• _RECORDS FOR THIS TASK_
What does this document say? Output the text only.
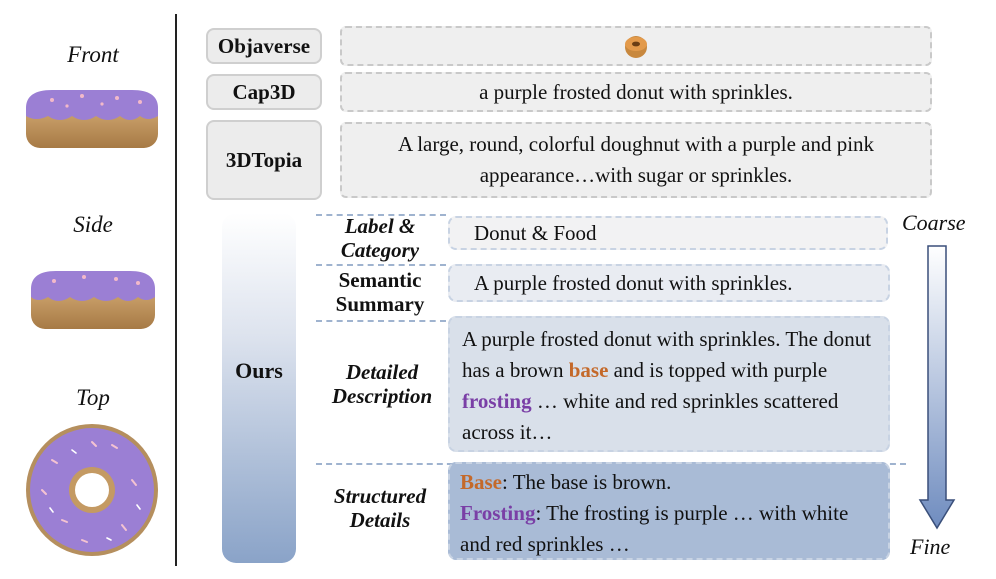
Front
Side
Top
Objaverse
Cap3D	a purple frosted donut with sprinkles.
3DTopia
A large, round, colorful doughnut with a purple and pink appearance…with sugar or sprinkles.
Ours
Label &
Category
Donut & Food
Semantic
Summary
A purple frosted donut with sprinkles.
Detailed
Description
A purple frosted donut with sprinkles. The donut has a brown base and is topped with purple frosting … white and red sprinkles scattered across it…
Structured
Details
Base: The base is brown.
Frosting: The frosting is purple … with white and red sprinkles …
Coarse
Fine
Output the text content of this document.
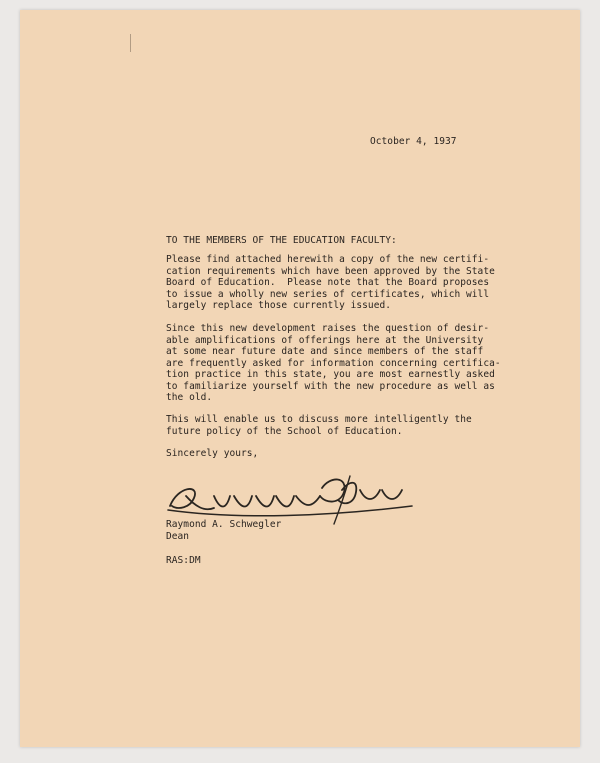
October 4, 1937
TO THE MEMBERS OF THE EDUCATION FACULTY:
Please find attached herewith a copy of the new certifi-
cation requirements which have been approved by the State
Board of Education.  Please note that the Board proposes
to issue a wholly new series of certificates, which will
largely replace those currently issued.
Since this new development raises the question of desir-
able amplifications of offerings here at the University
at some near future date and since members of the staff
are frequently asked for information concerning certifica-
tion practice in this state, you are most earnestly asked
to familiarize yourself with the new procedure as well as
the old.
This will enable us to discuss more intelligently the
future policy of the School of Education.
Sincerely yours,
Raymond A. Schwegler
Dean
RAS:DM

==

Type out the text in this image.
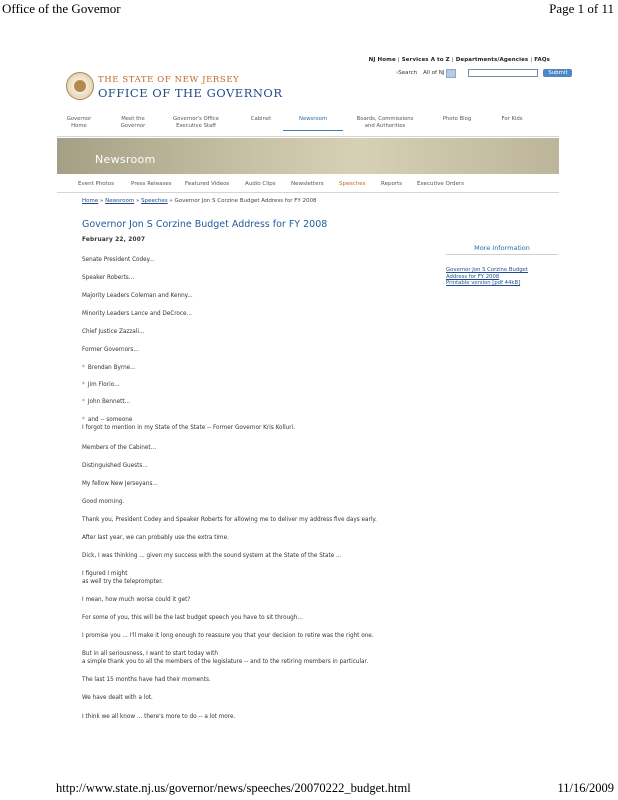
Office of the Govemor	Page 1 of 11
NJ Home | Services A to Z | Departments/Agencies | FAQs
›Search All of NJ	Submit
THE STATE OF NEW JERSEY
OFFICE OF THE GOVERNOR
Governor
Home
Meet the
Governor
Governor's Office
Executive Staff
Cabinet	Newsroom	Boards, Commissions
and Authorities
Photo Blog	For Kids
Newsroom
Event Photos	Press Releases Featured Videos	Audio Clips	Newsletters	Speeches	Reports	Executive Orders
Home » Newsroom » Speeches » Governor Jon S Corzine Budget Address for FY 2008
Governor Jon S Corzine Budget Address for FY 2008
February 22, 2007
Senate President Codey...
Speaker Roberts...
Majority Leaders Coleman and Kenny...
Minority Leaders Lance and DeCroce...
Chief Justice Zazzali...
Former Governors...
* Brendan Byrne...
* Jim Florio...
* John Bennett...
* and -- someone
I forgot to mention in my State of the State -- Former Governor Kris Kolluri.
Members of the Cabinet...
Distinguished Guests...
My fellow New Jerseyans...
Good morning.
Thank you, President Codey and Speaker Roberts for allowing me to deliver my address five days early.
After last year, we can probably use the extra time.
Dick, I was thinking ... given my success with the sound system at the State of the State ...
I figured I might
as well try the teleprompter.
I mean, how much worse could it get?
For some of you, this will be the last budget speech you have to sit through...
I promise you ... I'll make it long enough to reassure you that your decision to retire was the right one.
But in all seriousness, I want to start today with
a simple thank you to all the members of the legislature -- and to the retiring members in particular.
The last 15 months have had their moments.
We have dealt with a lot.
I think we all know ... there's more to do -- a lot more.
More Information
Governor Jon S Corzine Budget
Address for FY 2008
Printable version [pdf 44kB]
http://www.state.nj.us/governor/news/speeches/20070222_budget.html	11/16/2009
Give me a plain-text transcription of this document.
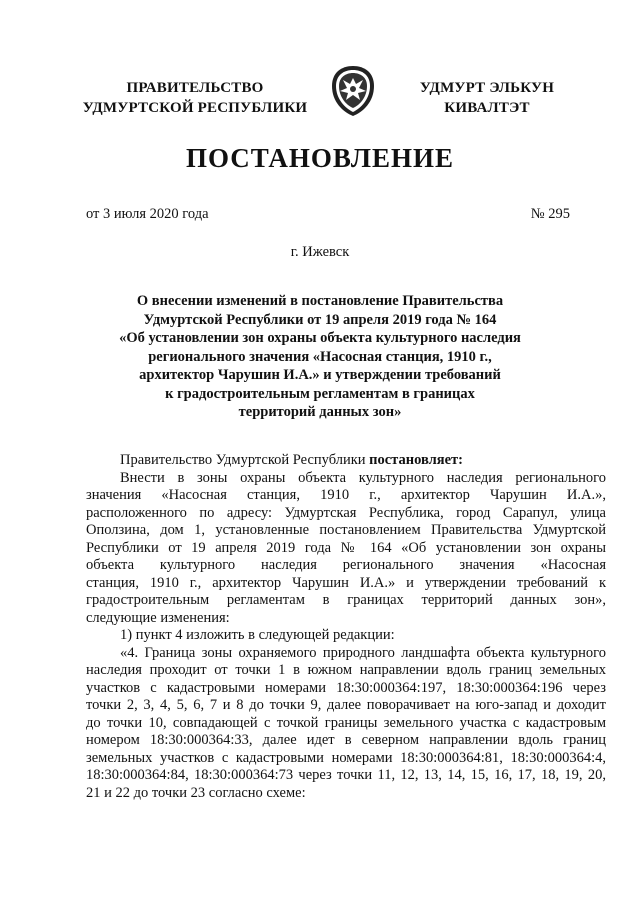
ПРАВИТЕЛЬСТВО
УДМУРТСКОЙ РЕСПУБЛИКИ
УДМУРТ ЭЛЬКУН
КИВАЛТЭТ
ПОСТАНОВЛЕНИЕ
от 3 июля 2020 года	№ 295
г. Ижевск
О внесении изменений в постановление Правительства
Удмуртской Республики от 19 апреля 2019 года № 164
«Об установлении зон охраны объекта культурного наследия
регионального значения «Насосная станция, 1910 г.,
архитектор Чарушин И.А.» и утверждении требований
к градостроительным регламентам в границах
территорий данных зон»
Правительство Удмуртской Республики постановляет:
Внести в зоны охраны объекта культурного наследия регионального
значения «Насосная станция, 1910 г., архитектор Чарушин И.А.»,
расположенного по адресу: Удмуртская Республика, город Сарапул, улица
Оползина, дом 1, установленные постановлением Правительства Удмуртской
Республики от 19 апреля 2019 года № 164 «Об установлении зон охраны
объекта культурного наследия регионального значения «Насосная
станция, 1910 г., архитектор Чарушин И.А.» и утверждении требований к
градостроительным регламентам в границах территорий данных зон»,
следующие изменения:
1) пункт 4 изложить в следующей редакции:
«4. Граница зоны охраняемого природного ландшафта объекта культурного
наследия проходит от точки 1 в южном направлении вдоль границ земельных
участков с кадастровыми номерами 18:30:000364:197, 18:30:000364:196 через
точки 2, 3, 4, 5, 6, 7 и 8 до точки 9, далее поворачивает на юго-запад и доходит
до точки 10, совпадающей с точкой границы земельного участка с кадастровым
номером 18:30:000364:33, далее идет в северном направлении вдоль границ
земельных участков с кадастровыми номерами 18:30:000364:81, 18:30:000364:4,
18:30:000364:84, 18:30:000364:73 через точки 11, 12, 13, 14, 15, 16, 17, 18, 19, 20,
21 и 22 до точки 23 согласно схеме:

• _EXERCISE OBJECTIVE_
Compute the number of lines above that contain the string "через". Reply with that value only.

• _EXPECTED ANSWER_
2